**EXERCISE GOAL:**
Quote the data below in full, minus the images.

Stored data
** begin **

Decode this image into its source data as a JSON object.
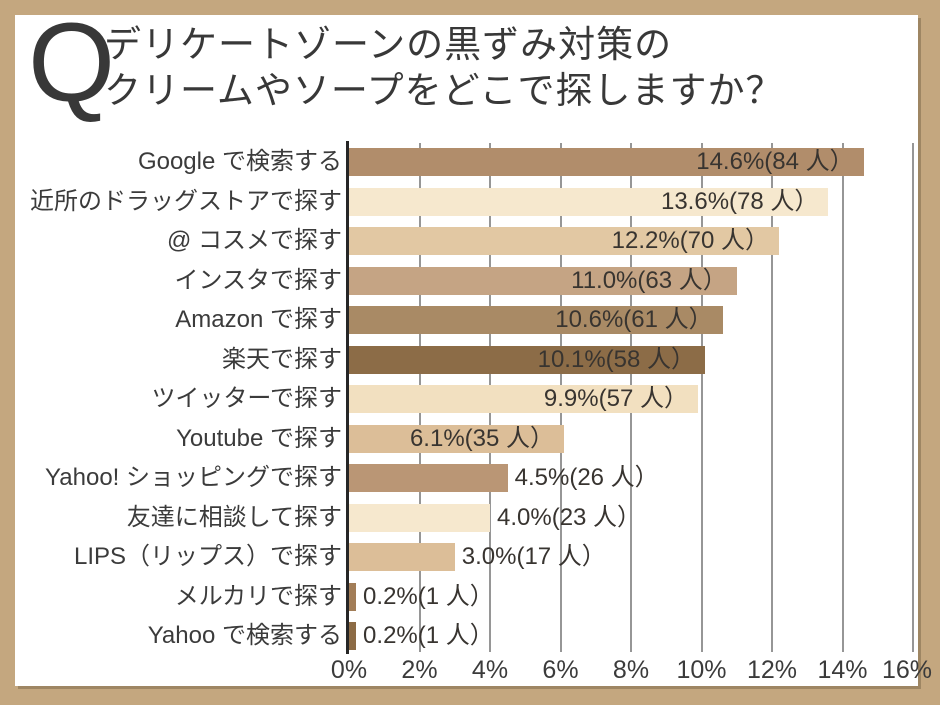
{
  "frame": {
    "border_color": "#c4a77f",
    "card_background": "#ffffff"
  },
  "title": {
    "q_mark": "Q",
    "line1": "デリケートゾーンの黒ずみ対策の",
    "line2": "クリームやソープをどこで探しますか？"
  },
  "chart_data": {
    "type": "bar",
    "orientation": "horizontal",
    "title": "デリケートゾーンの黒ずみ対策のクリームやソープをどこで探しますか？",
    "categories": [
      "Google で検索する",
      "近所のドラッグストアで探す",
      "@ コスメで探す",
      "インスタで探す",
      "Amazon で探す",
      "楽天で探す",
      "ツイッターで探す",
      "Youtube で探す",
      "Yahoo! ショッピングで探す",
      "友達に相談して探す",
      "LIPS（リップス）で探す",
      "メルカリで探す",
      "Yahoo で検索する"
    ],
    "values": [
      14.6,
      13.6,
      12.2,
      11.0,
      10.6,
      10.1,
      9.9,
      6.1,
      4.5,
      4.0,
      3.0,
      0.2,
      0.2
    ],
    "counts": [
      84,
      78,
      70,
      63,
      61,
      58,
      57,
      35,
      26,
      23,
      17,
      1,
      1
    ],
    "data_labels": [
      "14.6%(84 人）",
      "13.6%(78 人）",
      "12.2%(70 人）",
      "11.0%(63 人）",
      "10.6%(61 人）",
      "10.1%(58 人）",
      "9.9%(57 人）",
      "6.1%(35 人）",
      "4.5%(26 人）",
      "4.0%(23 人）",
      "3.0%(17 人）",
      "0.2%(1 人）",
      "0.2%(1 人）"
    ],
    "label_inside": [
      true,
      true,
      true,
      true,
      true,
      true,
      true,
      true,
      false,
      false,
      false,
      false,
      false
    ],
    "bar_colors": [
      "#b18d6b",
      "#f6e8ce",
      "#e2c8a3",
      "#c5a484",
      "#a98a65",
      "#8c6c47",
      "#f2e0c0",
      "#dcbe98",
      "#ba9675",
      "#f6e8ce",
      "#dcbe98",
      "#a27d57",
      "#8c6b45"
    ],
    "xlabel": "",
    "ylabel": "",
    "xlim": [
      0,
      16
    ],
    "x_ticks": [
      "0%",
      "2%",
      "4%",
      "6%",
      "8%",
      "10%",
      "12%",
      "14%",
      "16%"
    ],
    "x_tick_values": [
      0,
      2,
      4,
      6,
      8,
      10,
      12,
      14,
      16
    ],
    "gridlines": true,
    "legend": "none",
    "axis_color": "#262626",
    "gridline_color": "#969696",
    "text_color": "#3b3b3b"
  }
}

** end **

**EXERCISE RESPONSE:**
Decode this image into its source data as a JSON object.
{
  "frame": {
    "border_color": "#c4a77f",
    "card_background": "#ffffff"
  },
  "title": {
    "q_mark": "Q",
    "line1": "デリケートゾーンの黒ずみ対策の",
    "line2": "クリームやソープをどこで探しますか？"
  },
  "chart_data": {
    "type": "bar",
    "orientation": "horizontal",
    "title": "デリケートゾーンの黒ずみ対策のクリームやソープをどこで探しますか？",
    "categories": [
      "Google で検索する",
      "近所のドラッグストアで探す",
      "@ コスメで探す",
      "インスタで探す",
      "Amazon で探す",
      "楽天で探す",
      "ツイッターで探す",
      "Youtube で探す",
      "Yahoo! ショッピングで探す",
      "友達に相談して探す",
      "LIPS（リップス）で探す",
      "メルカリで探す",
      "Yahoo で検索する"
    ],
    "values": [
      14.6,
      13.6,
      12.2,
      11.0,
      10.6,
      10.1,
      9.9,
      6.1,
      4.5,
      4.0,
      3.0,
      0.2,
      0.2
    ],
    "counts": [
      84,
      78,
      70,
      63,
      61,
      58,
      57,
      35,
      26,
      23,
      17,
      1,
      1
    ],
    "data_labels": [
      "14.6%(84 人）",
      "13.6%(78 人）",
      "12.2%(70 人）",
      "11.0%(63 人）",
      "10.6%(61 人）",
      "10.1%(58 人）",
      "9.9%(57 人）",
      "6.1%(35 人）",
      "4.5%(26 人）",
      "4.0%(23 人）",
      "3.0%(17 人）",
      "0.2%(1 人）",
      "0.2%(1 人）"
    ],
    "label_inside": [
      true,
      true,
      true,
      true,
      true,
      true,
      true,
      true,
      false,
      false,
      false,
      false,
      false
    ],
    "bar_colors": [
      "#b18d6b",
      "#f6e8ce",
      "#e2c8a3",
      "#c5a484",
      "#a98a65",
      "#8c6c47",
      "#f2e0c0",
      "#dcbe98",
      "#ba9675",
      "#f6e8ce",
      "#dcbe98",
      "#a27d57",
      "#8c6b45"
    ],
    "xlabel": "",
    "ylabel": "",
    "xlim": [
      0,
      16
    ],
    "x_ticks": [
      "0%",
      "2%",
      "4%",
      "6%",
      "8%",
      "10%",
      "12%",
      "14%",
      "16%"
    ],
    "x_tick_values": [
      0,
      2,
      4,
      6,
      8,
      10,
      12,
      14,
      16
    ],
    "gridlines": true,
    "legend": "none",
    "axis_color": "#262626",
    "gridline_color": "#969696",
    "text_color": "#3b3b3b"
  }
}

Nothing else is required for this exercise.